ТЕКСТ ДЛЯ ЧТЕНИЯ:
Недавно я видел у себя дома одного карлика родом из Нанта, безрукого от рождения; он настолько хорошо приучил свои ноги служить ему вместо рук, что они, можно сказать, наполовину забыли возложенные на них природой обязанности. Впрочем, он их и не называет иначе, как своими руками; ими он режет, заряжает пистолет и спускает курок, вдевает нитку в иглу, шьет, пишет, снимает шляпу, причесывается, играет в карты и в кости, бросая их не менее ловко, чем всякий другой; деньги, которые я ему дал (ибо он зарабатывает на жизнь, показывая себя), он принял ногой, как мы бы сделали это рукой. Знал я и другого калеку, еще совсем мальчика, который, будучи также безруким, удерживал подбородком, прижимая его к груди, алебарду и двуручный меч, подбрасывал и снова ловил их, метал кинжал и щелкал бичом с таким же искусством, как заправский возница-француз.

ИСХОДНЫЕ ДАННЫЕ:
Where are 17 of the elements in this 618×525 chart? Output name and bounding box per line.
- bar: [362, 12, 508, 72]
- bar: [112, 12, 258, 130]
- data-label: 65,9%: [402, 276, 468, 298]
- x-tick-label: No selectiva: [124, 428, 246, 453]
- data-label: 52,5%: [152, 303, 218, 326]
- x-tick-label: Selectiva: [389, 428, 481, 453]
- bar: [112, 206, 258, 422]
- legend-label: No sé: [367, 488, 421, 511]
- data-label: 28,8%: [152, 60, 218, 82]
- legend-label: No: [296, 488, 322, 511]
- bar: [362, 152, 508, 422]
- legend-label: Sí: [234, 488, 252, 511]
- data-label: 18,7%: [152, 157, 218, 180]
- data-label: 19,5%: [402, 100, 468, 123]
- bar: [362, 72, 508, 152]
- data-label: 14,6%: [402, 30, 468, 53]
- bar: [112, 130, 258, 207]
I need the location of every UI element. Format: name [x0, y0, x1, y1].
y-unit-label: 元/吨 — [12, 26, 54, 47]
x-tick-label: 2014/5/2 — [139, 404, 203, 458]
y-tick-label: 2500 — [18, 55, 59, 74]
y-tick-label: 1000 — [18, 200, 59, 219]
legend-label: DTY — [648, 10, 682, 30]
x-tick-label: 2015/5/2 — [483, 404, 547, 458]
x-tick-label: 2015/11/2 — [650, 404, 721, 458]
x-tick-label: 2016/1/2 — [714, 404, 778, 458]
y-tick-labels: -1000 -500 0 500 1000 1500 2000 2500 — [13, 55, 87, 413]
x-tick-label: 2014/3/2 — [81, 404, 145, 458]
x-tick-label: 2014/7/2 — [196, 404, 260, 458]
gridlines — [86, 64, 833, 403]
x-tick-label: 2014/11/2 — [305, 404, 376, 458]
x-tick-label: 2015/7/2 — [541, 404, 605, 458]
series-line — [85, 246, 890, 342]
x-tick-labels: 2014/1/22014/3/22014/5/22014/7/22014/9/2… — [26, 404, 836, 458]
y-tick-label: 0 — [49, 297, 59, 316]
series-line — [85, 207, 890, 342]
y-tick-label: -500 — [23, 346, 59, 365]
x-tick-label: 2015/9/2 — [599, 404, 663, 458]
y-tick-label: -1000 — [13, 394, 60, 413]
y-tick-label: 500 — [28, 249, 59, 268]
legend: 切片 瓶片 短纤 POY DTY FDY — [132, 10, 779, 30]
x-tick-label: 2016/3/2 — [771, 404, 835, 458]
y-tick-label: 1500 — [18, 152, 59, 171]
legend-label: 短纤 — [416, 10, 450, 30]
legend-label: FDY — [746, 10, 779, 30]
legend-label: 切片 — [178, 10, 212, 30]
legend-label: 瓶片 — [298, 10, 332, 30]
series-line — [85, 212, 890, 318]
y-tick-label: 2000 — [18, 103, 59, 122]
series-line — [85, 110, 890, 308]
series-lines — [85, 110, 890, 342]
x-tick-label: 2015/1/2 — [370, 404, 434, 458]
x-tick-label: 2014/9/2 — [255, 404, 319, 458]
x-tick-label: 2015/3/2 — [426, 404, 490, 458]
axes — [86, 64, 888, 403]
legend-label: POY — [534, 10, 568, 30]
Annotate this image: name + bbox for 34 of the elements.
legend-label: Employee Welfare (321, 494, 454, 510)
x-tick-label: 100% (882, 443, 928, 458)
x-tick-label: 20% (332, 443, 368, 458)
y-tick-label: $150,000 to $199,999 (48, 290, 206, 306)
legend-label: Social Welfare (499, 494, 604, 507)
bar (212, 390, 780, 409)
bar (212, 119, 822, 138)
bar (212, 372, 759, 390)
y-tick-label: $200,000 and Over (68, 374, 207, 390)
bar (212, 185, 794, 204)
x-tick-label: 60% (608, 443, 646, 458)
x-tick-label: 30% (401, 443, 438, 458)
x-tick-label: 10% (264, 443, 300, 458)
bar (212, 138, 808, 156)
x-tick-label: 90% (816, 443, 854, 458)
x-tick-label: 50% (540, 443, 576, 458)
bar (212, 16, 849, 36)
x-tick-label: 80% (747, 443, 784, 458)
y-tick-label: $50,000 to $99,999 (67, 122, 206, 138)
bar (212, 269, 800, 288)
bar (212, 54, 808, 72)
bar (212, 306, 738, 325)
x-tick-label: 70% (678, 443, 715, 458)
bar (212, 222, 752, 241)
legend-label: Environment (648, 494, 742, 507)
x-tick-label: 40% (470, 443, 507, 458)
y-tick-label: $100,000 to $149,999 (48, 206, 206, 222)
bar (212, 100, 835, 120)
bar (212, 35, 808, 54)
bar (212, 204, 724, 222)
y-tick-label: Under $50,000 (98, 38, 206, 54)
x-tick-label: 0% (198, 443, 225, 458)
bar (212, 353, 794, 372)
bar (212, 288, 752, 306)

ЗАДАНИЕ 1:
Назовите все предметы, с которыми, согласно отрывку, управлялся безрукий мальчик.
ЗАДАНИЕ 2:
Перепишите из отрывка слово в слово фрагмент, который начинается словами «Недавно я видел» и заканчивается словами «как заправский возница-француз.».
Для ответа пользуйтесь только отрывком.

ПОЛНЫЙ ОТВЕТ 1:
Алебарда, двуручный меч, кинжал, бич.

ПОЛНЫЙ ОТВЕТ 2:
Недавно я видел у себя дома одного карлика родом из Нанта, безрукого от рождения; он настолько хорошо приучил свои ноги служить ему вместо рук, что они, можно сказать, наполовину забыли возложенные на них природой обязанности. Впрочем, он их и не называет иначе, как своими руками; ими он режет, заряжает пистолет и спускает курок, вдевает нитку в иглу, шьет, пишет, снимает шляпу, причесывается, играет в карты и в кости, бросая их не менее ловко, чем всякий другой; деньги, которые я ему дал (ибо он зарабатывает на жизнь, показывая себя), он принял ногой, как мы бы сделали это рукой. Знал я и другого калеку, еще совсем мальчика, который, будучи также безруким, удерживал подбородком, прижимая его к груди, алебарду и двуручный меч, подбрасывал и снова ловил их, метал кинжал и щелкал бичом с таким же искусством, как заправский возница-француз.